#### Stored data:
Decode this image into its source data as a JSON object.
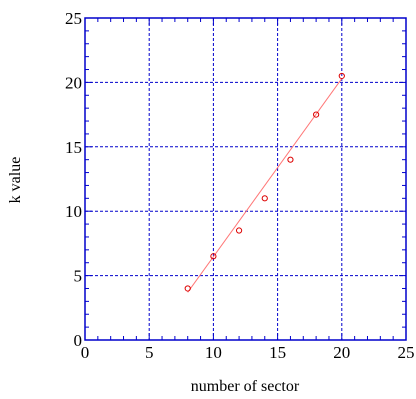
{
  "chart_data": {
    "type": "scatter",
    "xlabel": "number of sector",
    "ylabel": "k value",
    "xlim": [
      0,
      25
    ],
    "ylim": [
      0,
      25
    ],
    "x_ticks": [
      0,
      5,
      10,
      15,
      20,
      25
    ],
    "y_ticks": [
      0,
      5,
      10,
      15,
      20,
      25
    ],
    "x_tick_labels": [
      "0",
      "5",
      "10",
      "15",
      "20",
      "25"
    ],
    "y_tick_labels": [
      "0",
      "5",
      "10",
      "15",
      "20",
      "25"
    ],
    "grid": true,
    "series": [
      {
        "marker": "circle",
        "points": [
          {
            "x": 8,
            "y": 4
          },
          {
            "x": 10,
            "y": 6.5
          },
          {
            "x": 12,
            "y": 8.5
          },
          {
            "x": 14,
            "y": 11
          },
          {
            "x": 16,
            "y": 14
          },
          {
            "x": 18,
            "y": 17.5
          },
          {
            "x": 20,
            "y": 20.5
          }
        ]
      }
    ],
    "fit_line": {
      "x": [
        8,
        20
      ],
      "y": [
        3.7,
        20.3
      ]
    },
    "colors": {
      "frame": "#0000cc",
      "grid": "#0000cc",
      "marker": "#dd0000",
      "fit_line": "#ff7777"
    }
  }
}
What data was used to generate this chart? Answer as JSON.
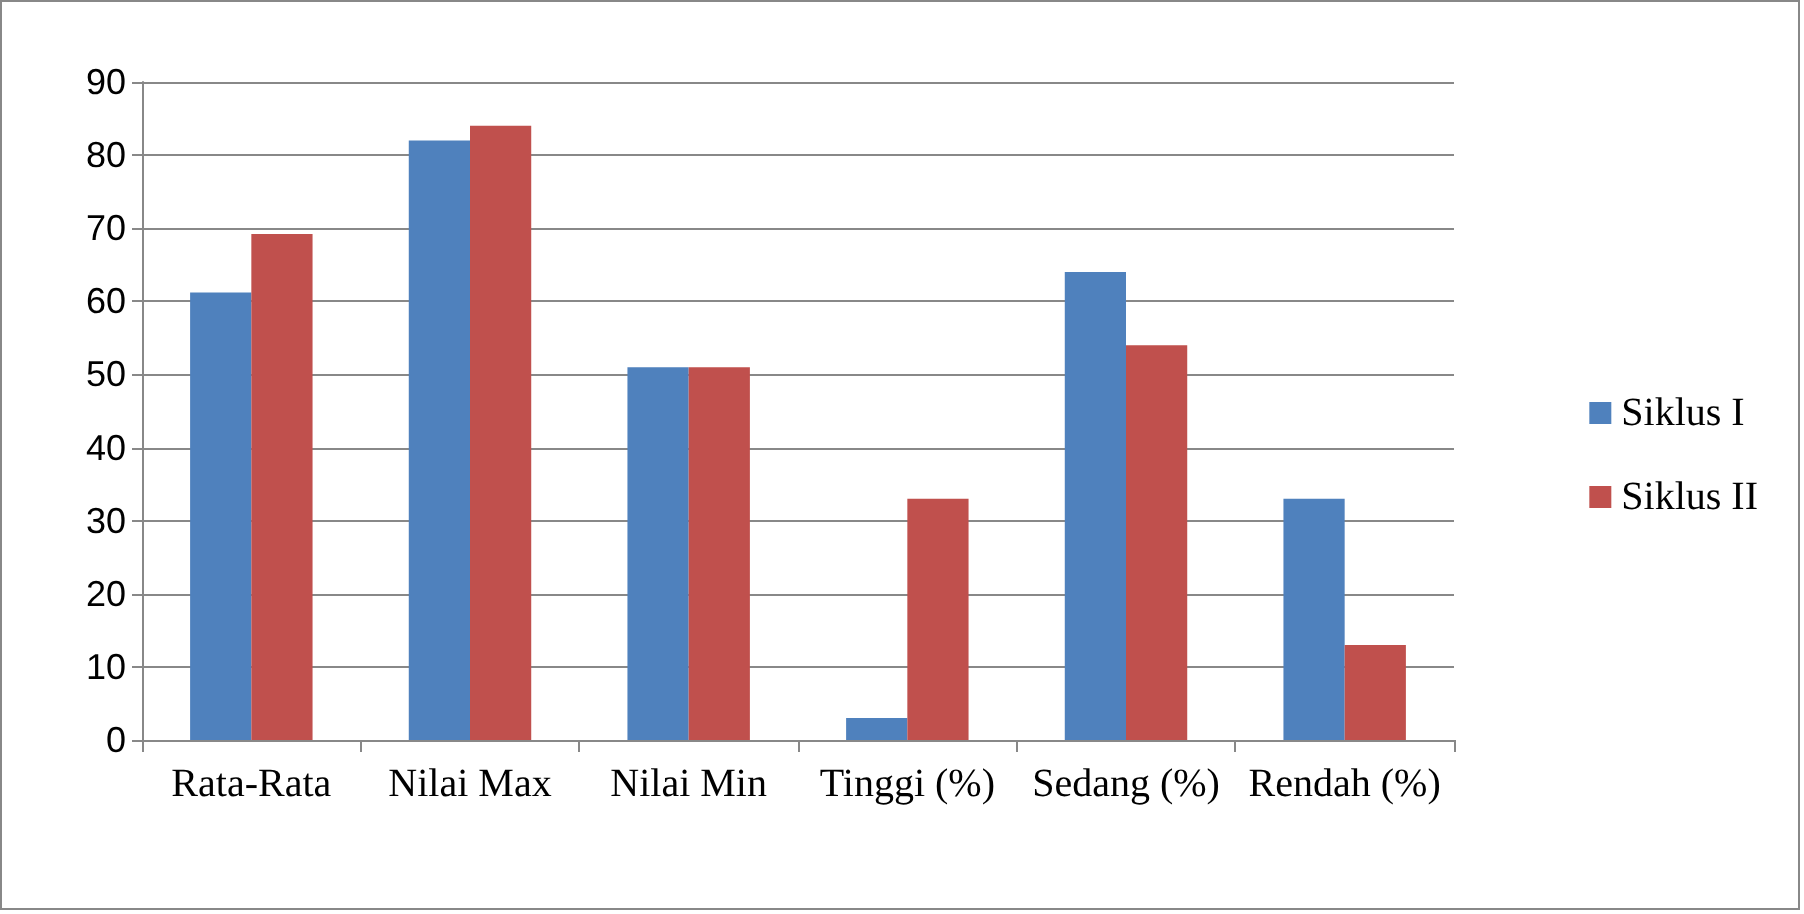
{
  "chart_data": {
    "type": "bar",
    "categories": [
      "Rata-Rata",
      "Nilai Max",
      "Nilai Min",
      "Tinggi (%)",
      "Sedang (%)",
      "Rendah (%)"
    ],
    "series": [
      {
        "name": "Siklus I",
        "color": "#4f81bd",
        "values": [
          61.2,
          82,
          51,
          3,
          64,
          33
        ]
      },
      {
        "name": "Siklus II",
        "color": "#c0504d",
        "values": [
          69.2,
          84,
          51,
          33,
          54,
          13
        ]
      }
    ],
    "ylim": [
      0,
      90
    ],
    "yticks": [
      0,
      10,
      20,
      30,
      40,
      50,
      60,
      70,
      80,
      90
    ],
    "grid": "y",
    "legend": "right"
  }
}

#### Requirements:
Your copy should match the records word for word, with the pictures removed.

#### The reply:
Decode this image into its source data as a JSON object.
{
  "chart_data": {
    "type": "scatter",
    "xlabel": "number of sector",
    "ylabel": "k value",
    "xlim": [
      0,
      25
    ],
    "ylim": [
      0,
      25
    ],
    "x_ticks": [
      0,
      5,
      10,
      15,
      20,
      25
    ],
    "y_ticks": [
      0,
      5,
      10,
      15,
      20,
      25
    ],
    "x_tick_labels": [
      "0",
      "5",
      "10",
      "15",
      "20",
      "25"
    ],
    "y_tick_labels": [
      "0",
      "5",
      "10",
      "15",
      "20",
      "25"
    ],
    "grid": true,
    "series": [
      {
        "marker": "circle",
        "points": [
          {
            "x": 8,
            "y": 4
          },
          {
            "x": 10,
            "y": 6.5
          },
          {
            "x": 12,
            "y": 8.5
          },
          {
            "x": 14,
            "y": 11
          },
          {
            "x": 16,
            "y": 14
          },
          {
            "x": 18,
            "y": 17.5
          },
          {
            "x": 20,
            "y": 20.5
          }
        ]
      }
    ],
    "fit_line": {
      "x": [
        8,
        20
      ],
      "y": [
        3.7,
        20.3
      ]
    },
    "colors": {
      "frame": "#0000cc",
      "grid": "#0000cc",
      "marker": "#dd0000",
      "fit_line": "#ff7777"
    }
  }
}
What data was used to generate this chart? Answer as JSON.
{
  "chart_data": {
    "type": "bar",
    "categories": [
      "Rata-Rata",
      "Nilai Max",
      "Nilai Min",
      "Tinggi (%)",
      "Sedang (%)",
      "Rendah (%)"
    ],
    "series": [
      {
        "name": "Siklus I",
        "color": "#4f81bd",
        "values": [
          61.2,
          82,
          51,
          3,
          64,
          33
        ]
      },
      {
        "name": "Siklus II",
        "color": "#c0504d",
        "values": [
          69.2,
          84,
          51,
          33,
          54,
          13
        ]
      }
    ],
    "ylim": [
      0,
      90
    ],
    "yticks": [
      0,
      10,
      20,
      30,
      40,
      50,
      60,
      70,
      80,
      90
    ],
    "grid": "y",
    "legend": "right"
  }
}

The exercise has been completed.